> _Records in a dataset_:

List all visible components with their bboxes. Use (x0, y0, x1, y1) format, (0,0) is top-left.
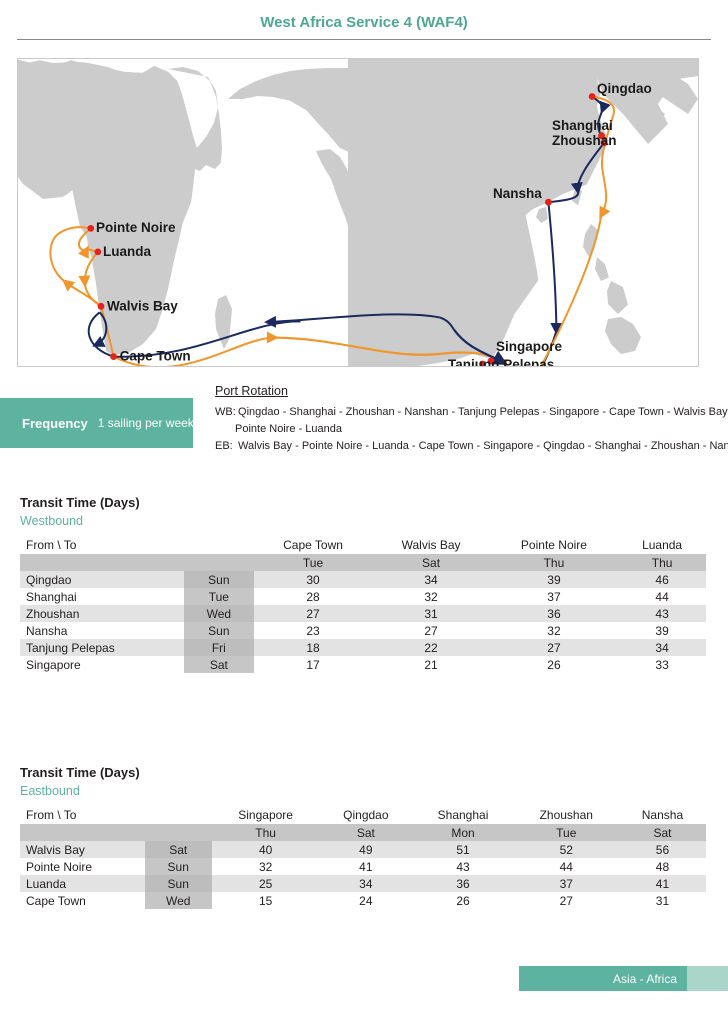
svg-text:Shanghai: Shanghai (552, 118, 613, 133)
svg-text:Qingdao: Qingdao (597, 81, 652, 96)
svg-text:Cape Town: Cape Town (120, 349, 191, 364)
svg-text:Luanda: Luanda (103, 244, 151, 259)
svg-text:Tanjung Pelepas: Tanjung Pelepas (448, 357, 554, 366)
svg-text:Pointe Noire: Pointe Noire (96, 220, 176, 235)
svg-text:Nansha: Nansha (493, 186, 542, 201)
svg-text:Walvis Bay: Walvis Bay (107, 299, 178, 314)
svg-text:Zhoushan: Zhoushan (552, 133, 617, 148)
svg-text:Singapore: Singapore (496, 339, 563, 354)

> _STATED TASK_: Write out every line of the data above word for word, leaving out the pictures.

> _SOLVED PROBLEM_:
List all visible components with their bboxes. Use (x0, y0, x1, y1) format, (0,0) is top-left.
svg-text:Shanghai: Shanghai (552, 118, 613, 133)
svg-text:Qingdao: Qingdao (597, 81, 652, 96)
svg-text:Cape Town: Cape Town (120, 349, 191, 364)
svg-text:Luanda: Luanda (103, 244, 151, 259)
svg-text:Tanjung Pelepas: Tanjung Pelepas (448, 357, 554, 366)
svg-text:Pointe Noire: Pointe Noire (96, 220, 176, 235)
svg-text:Nansha: Nansha (493, 186, 542, 201)
svg-text:Walvis Bay: Walvis Bay (107, 299, 178, 314)
svg-text:Zhoushan: Zhoushan (552, 133, 617, 148)
svg-text:Singapore: Singapore (496, 339, 563, 354)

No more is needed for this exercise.